• _Stated goal_: How many lines in the listing below contain the string "selectable"? Reply with the number alone.
:: Available records ::
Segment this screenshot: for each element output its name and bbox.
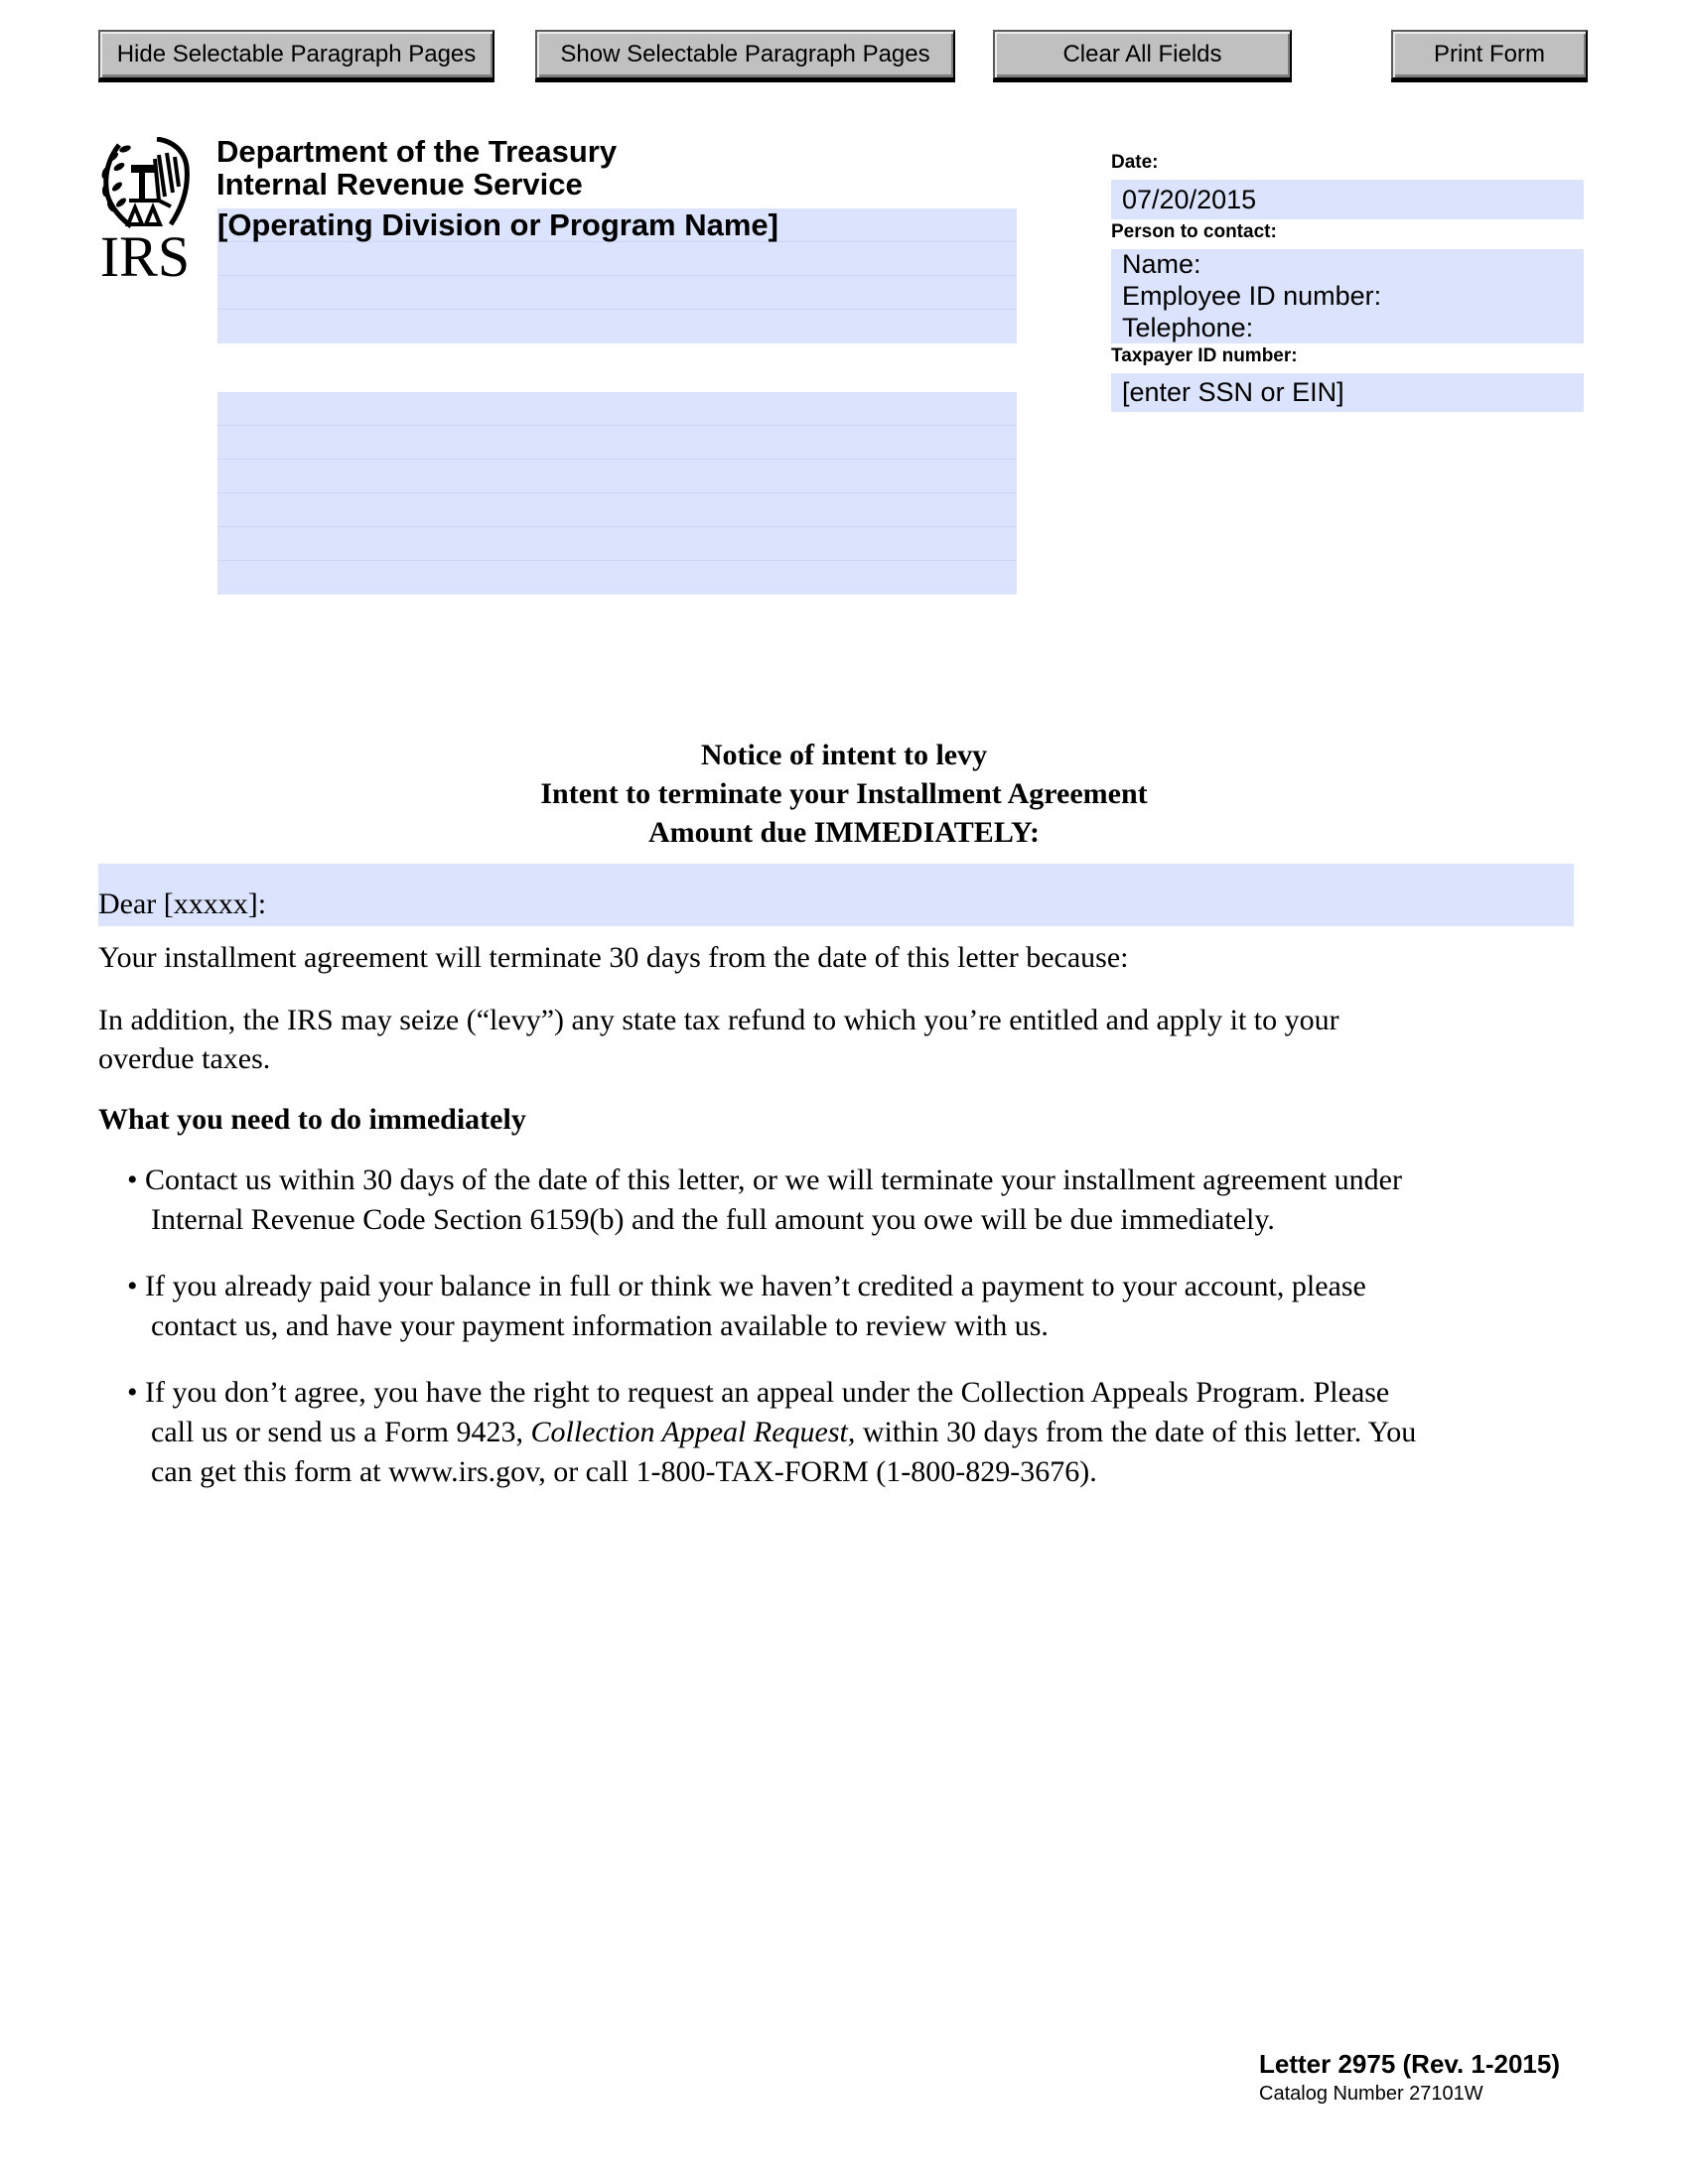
- recipient-address-line[interactable]: [217, 527, 1017, 561]
- hide-selectable-paragraph-pages-button[interactable]: Hide Selectable Paragraph Pages: [98, 30, 494, 79]
- person-to-contact-field[interactable]: [1111, 249, 1584, 343]
- bullet-line: • If you already paid your balance in full or think we haven’t credited a payment to your account, please: [127, 1270, 1366, 1302]
- bullet-line: • If you don’t agree, you have the right to request an appeal under the Collection Appeals Program. Please: [127, 1376, 1390, 1409]
- bullet-text: within 30 days from the date of this letter. You: [855, 1416, 1417, 1448]
- operating-division-row[interactable]: [217, 208, 1017, 242]
- show-selectable-paragraph-pages-button[interactable]: Show Selectable Paragraph Pages: [535, 30, 955, 79]
- section-heading: What you need to do immediately: [98, 1103, 526, 1136]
:::
• _Reply to the task_: 2